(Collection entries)
☆ ☆ ☆

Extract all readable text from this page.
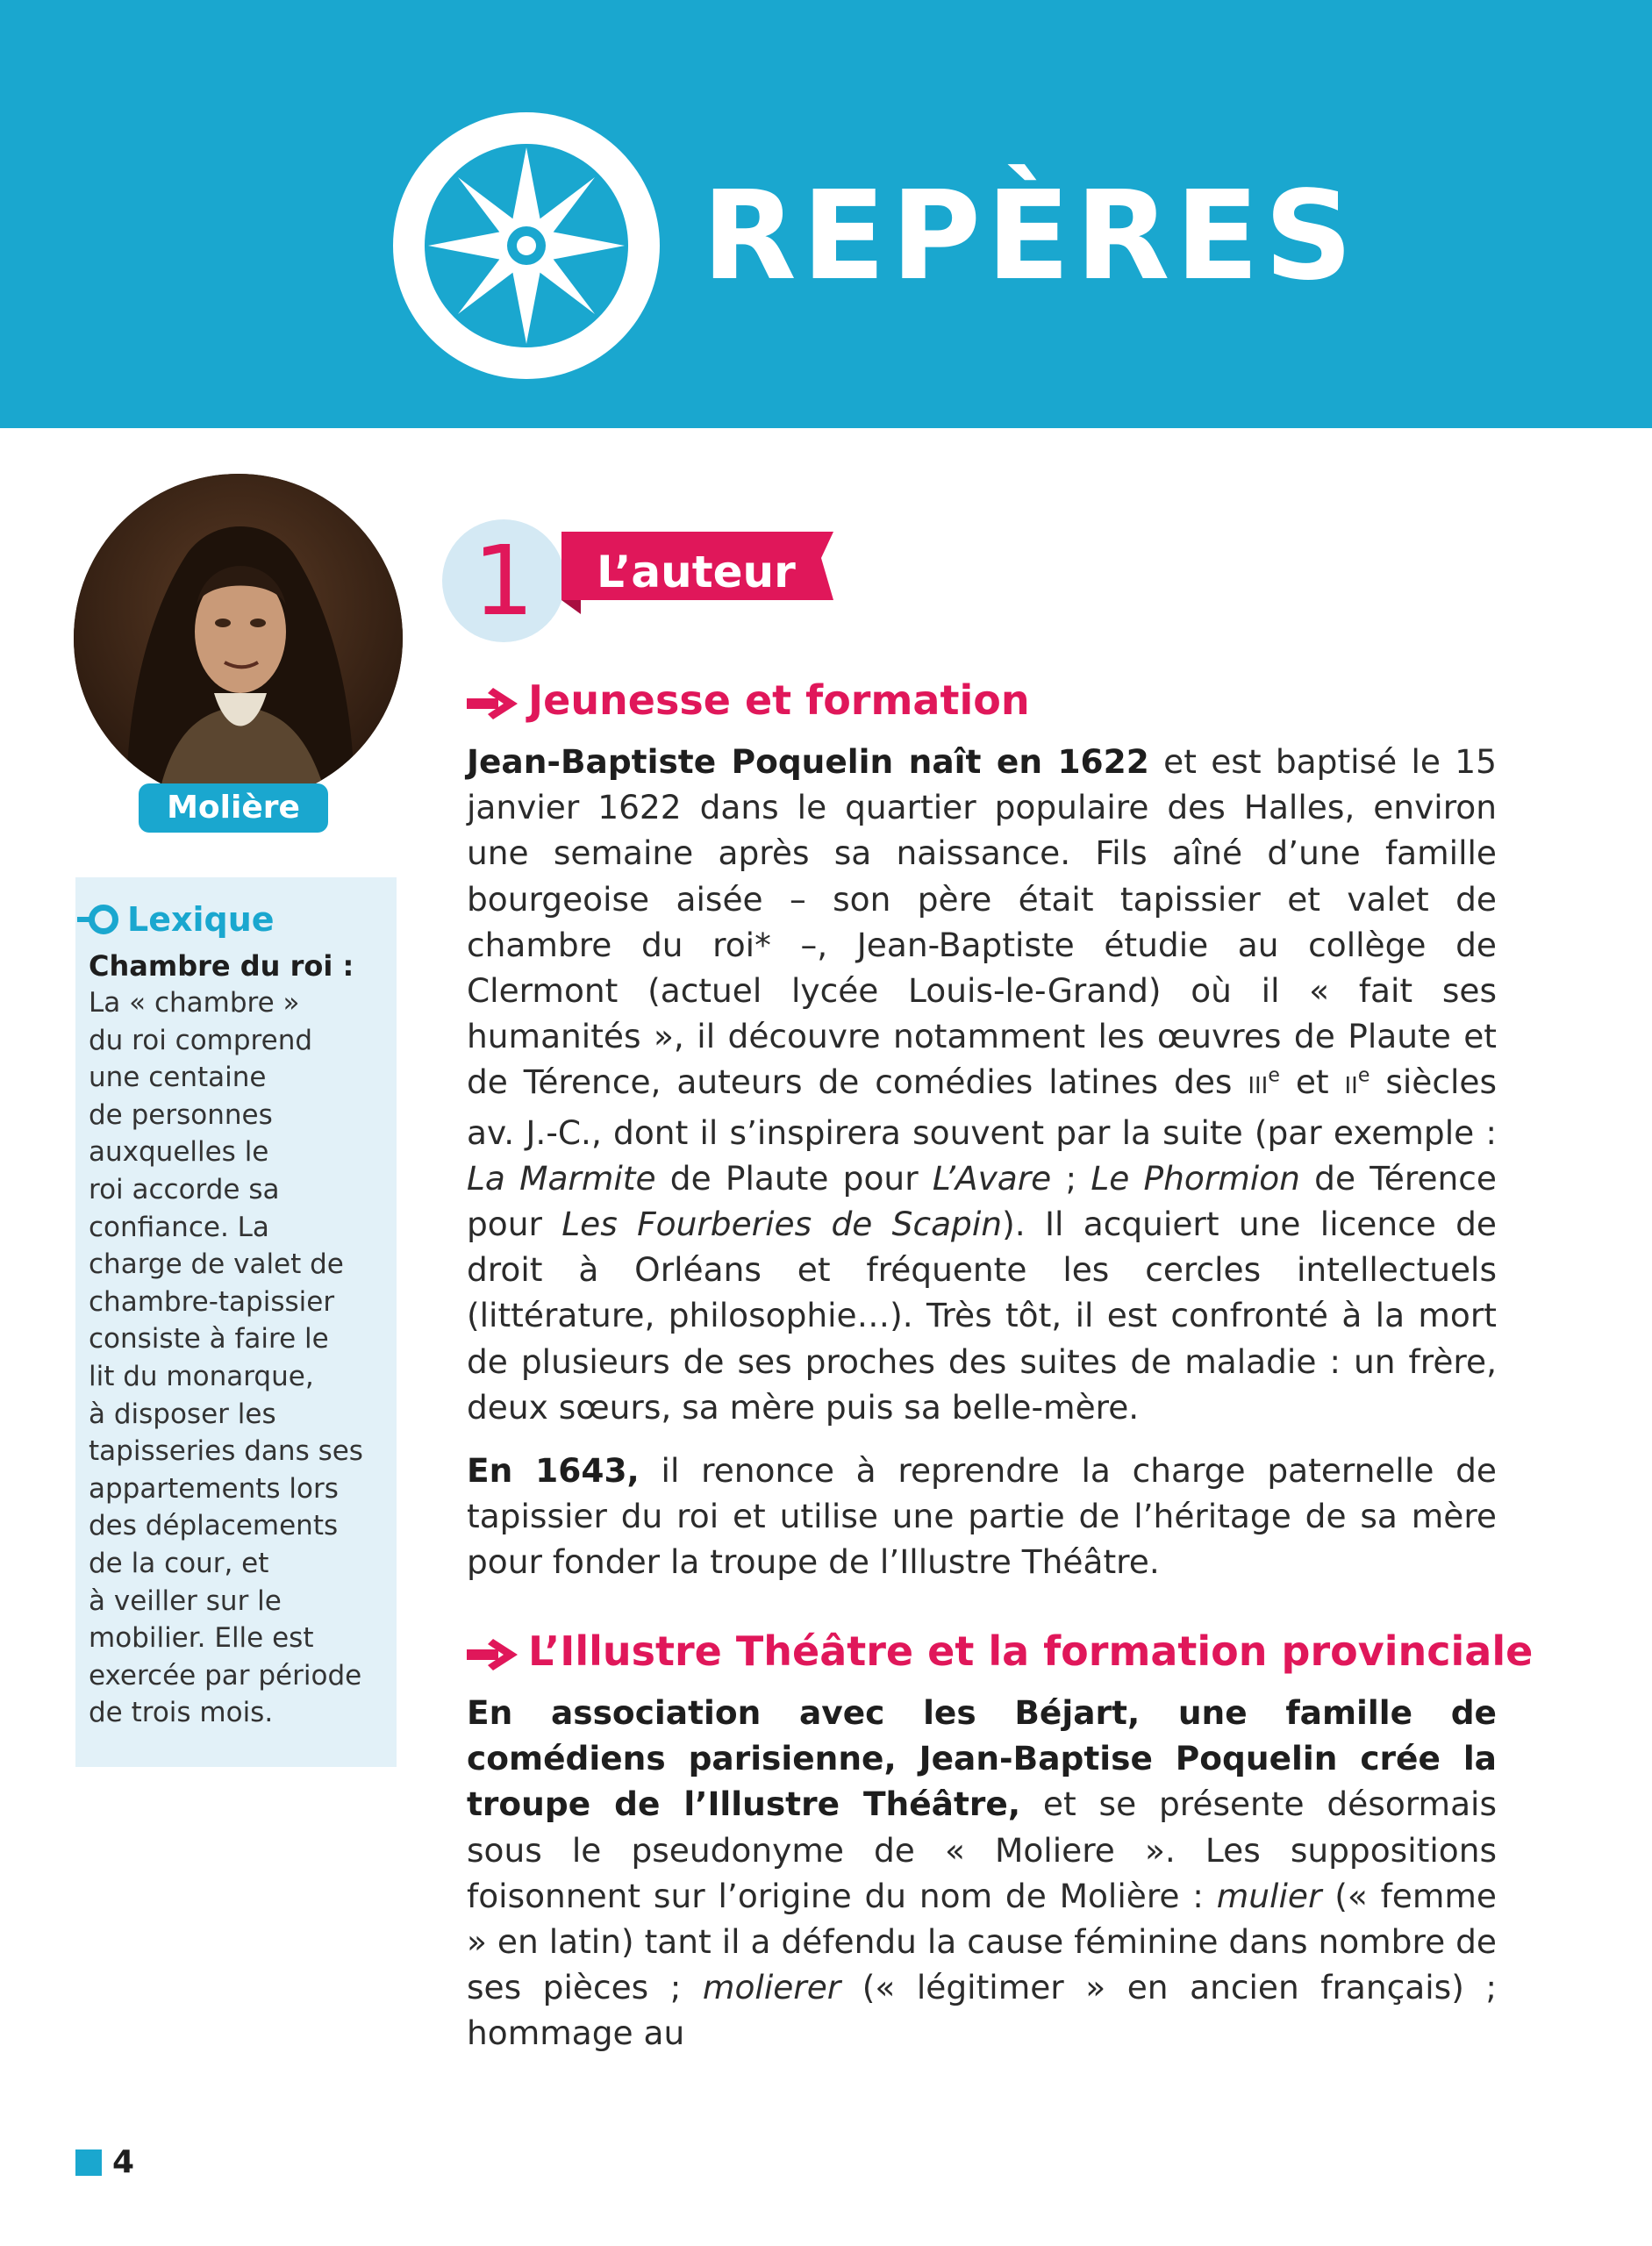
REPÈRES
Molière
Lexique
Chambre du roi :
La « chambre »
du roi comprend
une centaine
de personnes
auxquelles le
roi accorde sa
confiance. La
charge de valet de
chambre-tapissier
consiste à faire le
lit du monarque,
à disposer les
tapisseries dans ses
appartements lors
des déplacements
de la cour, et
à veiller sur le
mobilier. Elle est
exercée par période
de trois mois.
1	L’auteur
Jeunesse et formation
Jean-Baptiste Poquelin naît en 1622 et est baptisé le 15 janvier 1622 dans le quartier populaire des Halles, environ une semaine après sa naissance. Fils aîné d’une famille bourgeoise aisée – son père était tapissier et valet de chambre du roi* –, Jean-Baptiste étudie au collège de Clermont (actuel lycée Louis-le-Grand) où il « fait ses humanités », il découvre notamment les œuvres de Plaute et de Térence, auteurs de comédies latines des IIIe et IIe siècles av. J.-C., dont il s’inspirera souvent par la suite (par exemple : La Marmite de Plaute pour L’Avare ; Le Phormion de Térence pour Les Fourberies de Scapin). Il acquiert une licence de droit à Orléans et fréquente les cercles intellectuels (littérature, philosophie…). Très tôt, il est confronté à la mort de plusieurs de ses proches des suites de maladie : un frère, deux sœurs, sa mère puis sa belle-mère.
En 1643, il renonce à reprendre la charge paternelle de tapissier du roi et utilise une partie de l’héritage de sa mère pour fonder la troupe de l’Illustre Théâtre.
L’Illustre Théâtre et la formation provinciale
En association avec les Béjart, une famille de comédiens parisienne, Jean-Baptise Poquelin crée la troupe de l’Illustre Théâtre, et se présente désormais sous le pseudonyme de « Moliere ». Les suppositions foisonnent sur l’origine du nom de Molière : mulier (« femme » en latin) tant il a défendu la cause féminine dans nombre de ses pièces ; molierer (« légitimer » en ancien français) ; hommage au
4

☆ ☆ ☆

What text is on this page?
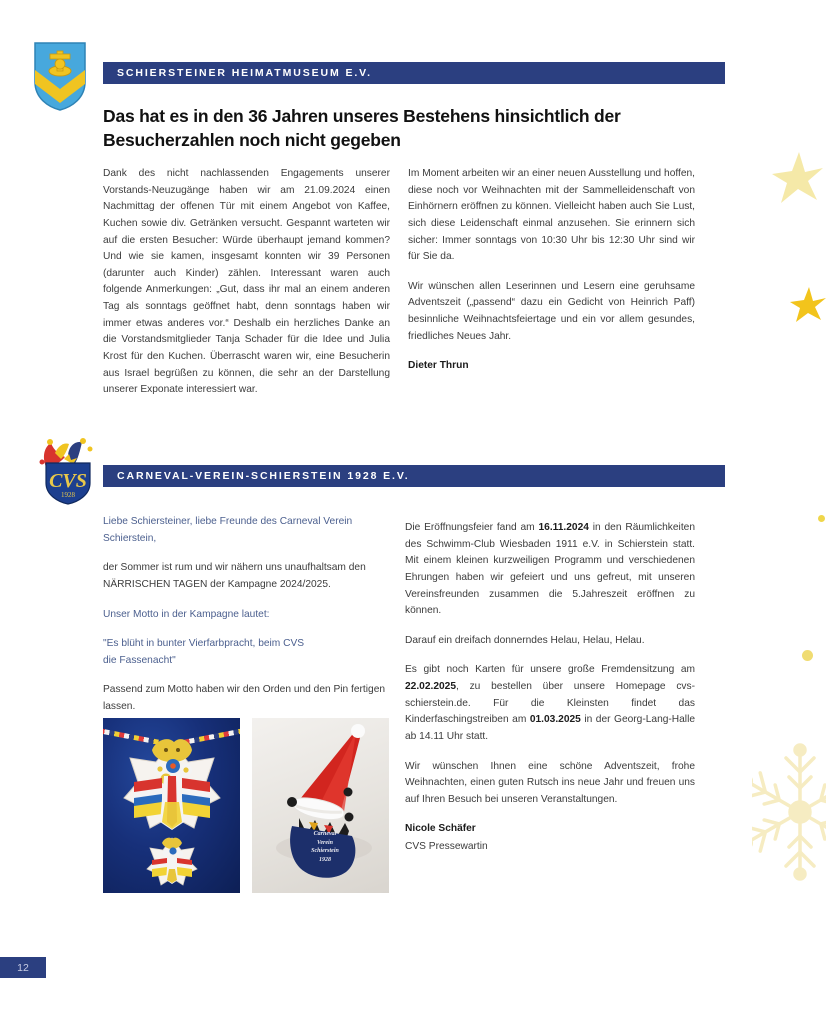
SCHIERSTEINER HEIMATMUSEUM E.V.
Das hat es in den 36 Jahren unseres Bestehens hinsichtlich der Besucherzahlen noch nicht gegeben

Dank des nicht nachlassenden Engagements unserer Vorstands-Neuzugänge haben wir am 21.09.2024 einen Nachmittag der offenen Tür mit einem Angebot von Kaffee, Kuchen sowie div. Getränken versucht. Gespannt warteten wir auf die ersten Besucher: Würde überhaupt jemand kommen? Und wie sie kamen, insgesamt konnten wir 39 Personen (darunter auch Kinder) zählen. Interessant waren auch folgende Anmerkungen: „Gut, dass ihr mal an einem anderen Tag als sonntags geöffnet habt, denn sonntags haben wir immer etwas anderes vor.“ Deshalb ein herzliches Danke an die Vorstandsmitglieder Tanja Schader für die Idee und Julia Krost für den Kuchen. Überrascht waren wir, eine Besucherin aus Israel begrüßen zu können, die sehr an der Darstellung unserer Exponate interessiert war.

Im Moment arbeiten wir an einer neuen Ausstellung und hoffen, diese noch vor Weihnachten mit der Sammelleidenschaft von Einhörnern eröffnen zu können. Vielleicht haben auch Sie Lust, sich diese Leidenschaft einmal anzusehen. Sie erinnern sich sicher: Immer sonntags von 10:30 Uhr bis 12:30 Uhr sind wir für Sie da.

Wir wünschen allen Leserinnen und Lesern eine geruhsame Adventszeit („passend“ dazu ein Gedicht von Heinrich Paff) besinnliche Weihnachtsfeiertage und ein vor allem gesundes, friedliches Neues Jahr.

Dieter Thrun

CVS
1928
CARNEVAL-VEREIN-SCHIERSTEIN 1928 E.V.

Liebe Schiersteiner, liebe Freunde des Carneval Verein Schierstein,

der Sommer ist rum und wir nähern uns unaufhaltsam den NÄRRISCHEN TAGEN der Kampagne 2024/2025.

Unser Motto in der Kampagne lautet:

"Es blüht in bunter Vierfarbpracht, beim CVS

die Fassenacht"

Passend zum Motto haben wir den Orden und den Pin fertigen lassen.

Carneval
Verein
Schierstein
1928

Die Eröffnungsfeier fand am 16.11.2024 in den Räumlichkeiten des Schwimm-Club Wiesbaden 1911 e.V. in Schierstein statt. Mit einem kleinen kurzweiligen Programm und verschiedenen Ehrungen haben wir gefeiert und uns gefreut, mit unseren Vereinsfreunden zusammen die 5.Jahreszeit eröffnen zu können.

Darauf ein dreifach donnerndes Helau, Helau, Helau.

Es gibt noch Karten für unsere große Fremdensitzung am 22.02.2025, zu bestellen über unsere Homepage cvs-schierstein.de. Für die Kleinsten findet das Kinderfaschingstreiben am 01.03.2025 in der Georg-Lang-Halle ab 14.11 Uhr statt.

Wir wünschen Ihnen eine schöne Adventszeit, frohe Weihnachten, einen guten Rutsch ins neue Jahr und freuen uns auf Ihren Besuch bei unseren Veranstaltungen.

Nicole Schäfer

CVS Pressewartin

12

☆ ☆ ☆

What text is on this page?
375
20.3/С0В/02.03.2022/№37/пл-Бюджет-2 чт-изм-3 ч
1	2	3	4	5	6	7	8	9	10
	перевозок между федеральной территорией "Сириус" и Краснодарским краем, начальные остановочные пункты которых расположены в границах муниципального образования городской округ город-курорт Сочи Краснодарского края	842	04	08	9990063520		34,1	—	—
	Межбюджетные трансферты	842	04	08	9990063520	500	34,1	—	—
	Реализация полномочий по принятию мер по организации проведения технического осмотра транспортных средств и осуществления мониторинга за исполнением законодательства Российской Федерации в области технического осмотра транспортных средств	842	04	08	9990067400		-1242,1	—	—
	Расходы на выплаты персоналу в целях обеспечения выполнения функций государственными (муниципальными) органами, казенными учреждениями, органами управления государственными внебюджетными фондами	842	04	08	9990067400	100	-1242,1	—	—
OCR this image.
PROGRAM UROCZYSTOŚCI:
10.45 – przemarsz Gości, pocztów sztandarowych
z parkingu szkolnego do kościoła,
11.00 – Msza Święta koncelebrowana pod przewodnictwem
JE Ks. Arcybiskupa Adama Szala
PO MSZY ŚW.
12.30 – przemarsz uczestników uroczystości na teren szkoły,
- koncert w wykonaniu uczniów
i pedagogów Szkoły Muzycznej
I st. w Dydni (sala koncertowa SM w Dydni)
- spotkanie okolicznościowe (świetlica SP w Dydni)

☆ ☆ ☆

> [WRITTEN INSTRUCTION]: Look through the data above. Copy every line with the string "Illustre" in it.

> [THE SOLUTION]:
En 1643, il renonce à reprendre la charge paternelle de tapissier du roi et utilise une partie de l’héritage de sa mère pour fonder la troupe de l’Illustre Théâtre.
L’Illustre Théâtre et la formation provinciale
En association avec les Béjart, une famille de comédiens parisienne, Jean-Baptise Poquelin crée la troupe de l’Illustre Théâtre, et se présente désormais sous le pseudonyme de « Moliere ». Les suppositions foisonnent sur l’origine du nom de Molière : mulier (« femme » en latin) tant il a défendu la cause féminine dans nombre de ses pièces ; molierer (« légitimer » en ancien français) ; hommage au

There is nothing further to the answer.